DATA IN THIS EXERCISE:

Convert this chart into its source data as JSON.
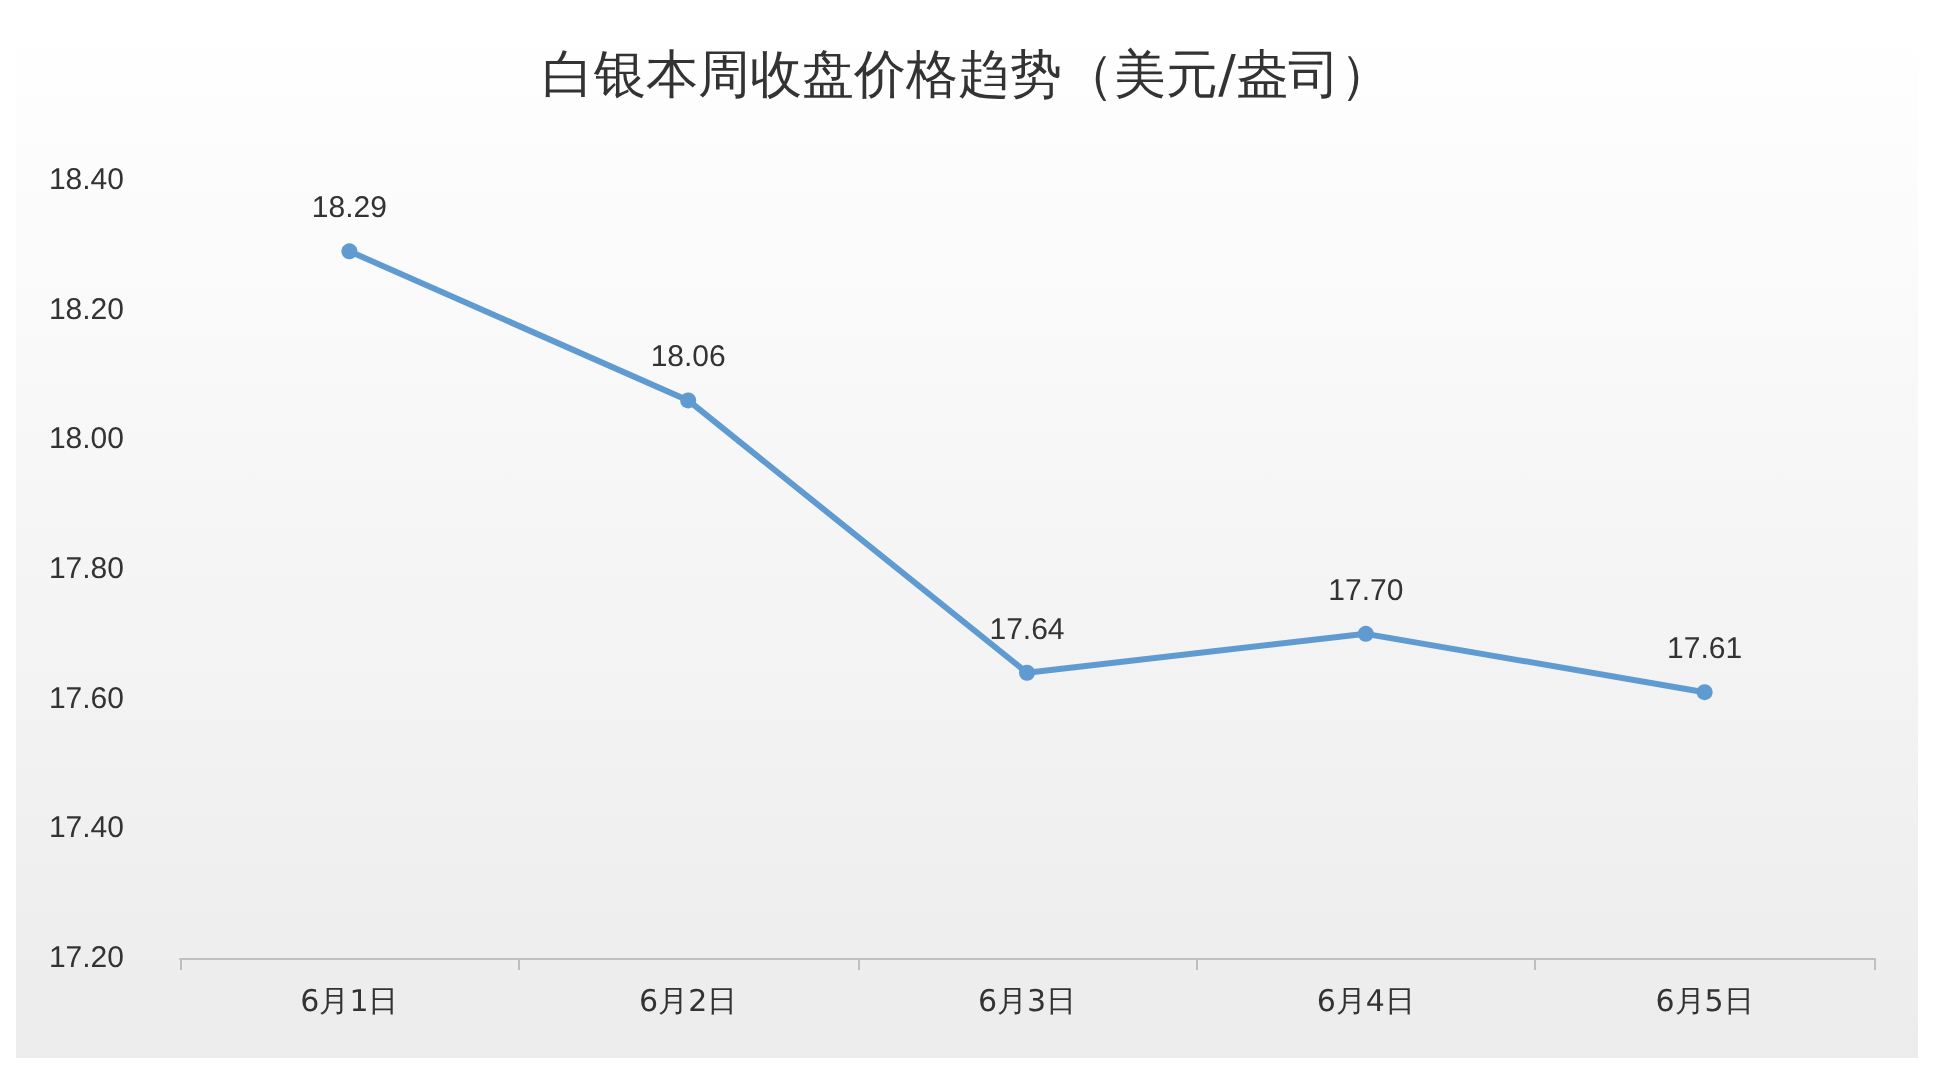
{
  "chart_data": {
    "type": "line",
    "title": "白银本周收盘价格趋势（美元/盎司）",
    "categories": [
      "6月1日",
      "6月2日",
      "6月3日",
      "6月4日",
      "6月5日"
    ],
    "series": [
      {
        "color": "#5f9bd0",
        "values": [
          18.29,
          18.06,
          17.64,
          17.7,
          17.61
        ],
        "value_labels": [
          "18.29",
          "18.06",
          "17.64",
          "17.70",
          "17.61"
        ]
      }
    ],
    "ylim": [
      17.2,
      18.4
    ],
    "yticks": [
      {
        "value": 17.2,
        "label": "17.20"
      },
      {
        "value": 17.4,
        "label": "17.40"
      },
      {
        "value": 17.6,
        "label": "17.60"
      },
      {
        "value": 17.8,
        "label": "17.80"
      },
      {
        "value": 18.0,
        "label": "18.00"
      },
      {
        "value": 18.2,
        "label": "18.20"
      },
      {
        "value": 18.4,
        "label": "18.40"
      }
    ],
    "grid": false,
    "marker": "circle",
    "line_style": "solid"
  }
}
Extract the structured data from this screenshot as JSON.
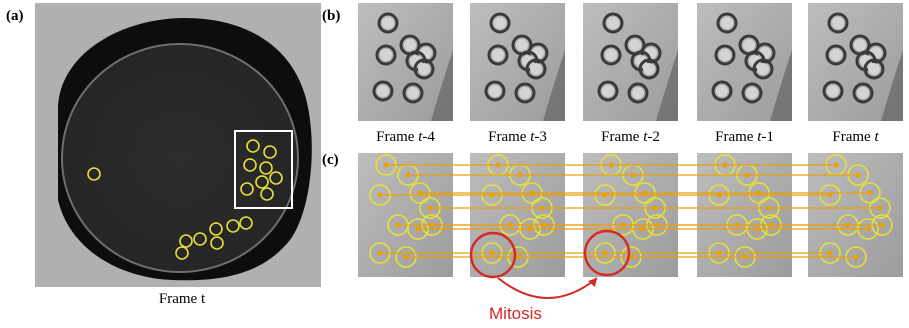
{
  "figure": {
    "panel_a": {
      "label": "(a)",
      "caption": "Frame t"
    },
    "panel_b": {
      "label": "(b)",
      "frames": [
        {
          "prefix": "Frame ",
          "var": "t",
          "suffix": "-4"
        },
        {
          "prefix": "Frame ",
          "var": "t",
          "suffix": "-3"
        },
        {
          "prefix": "Frame ",
          "var": "t",
          "suffix": "-2"
        },
        {
          "prefix": "Frame ",
          "var": "t",
          "suffix": "-1"
        },
        {
          "prefix": "Frame ",
          "var": "t",
          "suffix": ""
        }
      ]
    },
    "panel_c": {
      "label": "(c)",
      "annotation": "Mitosis"
    },
    "colors": {
      "detection": "#e8e03a",
      "track": "#e8a010",
      "highlight": "#d42a23"
    }
  }
}
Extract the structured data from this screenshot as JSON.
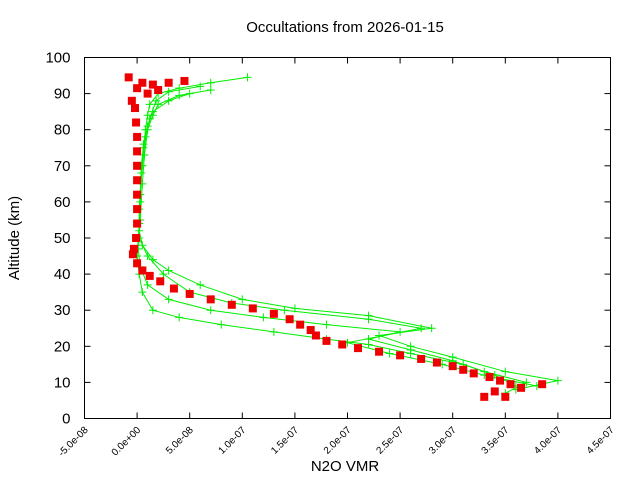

DO THIS: Copy out all the entries exactly. Images stay out of the copy.

RESPONSE BELOW:
Convert this chart into its source data as JSON.
{
  "chart_data": {
    "type": "line",
    "title": "白银本周收盘价格趋势（美元/盎司）",
    "categories": [
      "6月1日",
      "6月2日",
      "6月3日",
      "6月4日",
      "6月5日"
    ],
    "series": [
      {
        "color": "#5f9bd0",
        "values": [
          18.29,
          18.06,
          17.64,
          17.7,
          17.61
        ],
        "value_labels": [
          "18.29",
          "18.06",
          "17.64",
          "17.70",
          "17.61"
        ]
      }
    ],
    "ylim": [
      17.2,
      18.4
    ],
    "yticks": [
      {
        "value": 17.2,
        "label": "17.20"
      },
      {
        "value": 17.4,
        "label": "17.40"
      },
      {
        "value": 17.6,
        "label": "17.60"
      },
      {
        "value": 17.8,
        "label": "17.80"
      },
      {
        "value": 18.0,
        "label": "18.00"
      },
      {
        "value": 18.2,
        "label": "18.20"
      },
      {
        "value": 18.4,
        "label": "18.40"
      }
    ],
    "grid": false,
    "marker": "circle",
    "line_style": "solid"
  }
}
Extract the structured data from this screenshot as JSON.
{
  "figure": {
    "panel_a": {
      "label": "(a)",
      "caption": "Frame t"
    },
    "panel_b": {
      "label": "(b)",
      "frames": [
        {
          "prefix": "Frame ",
          "var": "t",
          "suffix": "-4"
        },
        {
          "prefix": "Frame ",
          "var": "t",
          "suffix": "-3"
        },
        {
          "prefix": "Frame ",
          "var": "t",
          "suffix": "-2"
        },
        {
          "prefix": "Frame ",
          "var": "t",
          "suffix": "-1"
        },
        {
          "prefix": "Frame ",
          "var": "t",
          "suffix": ""
        }
      ]
    },
    "panel_c": {
      "label": "(c)",
      "annotation": "Mitosis"
    },
    "colors": {
      "detection": "#e8e03a",
      "track": "#e8a010",
      "highlight": "#d42a23"
    }
  }
}
Extract the structured data from this screenshot as JSON.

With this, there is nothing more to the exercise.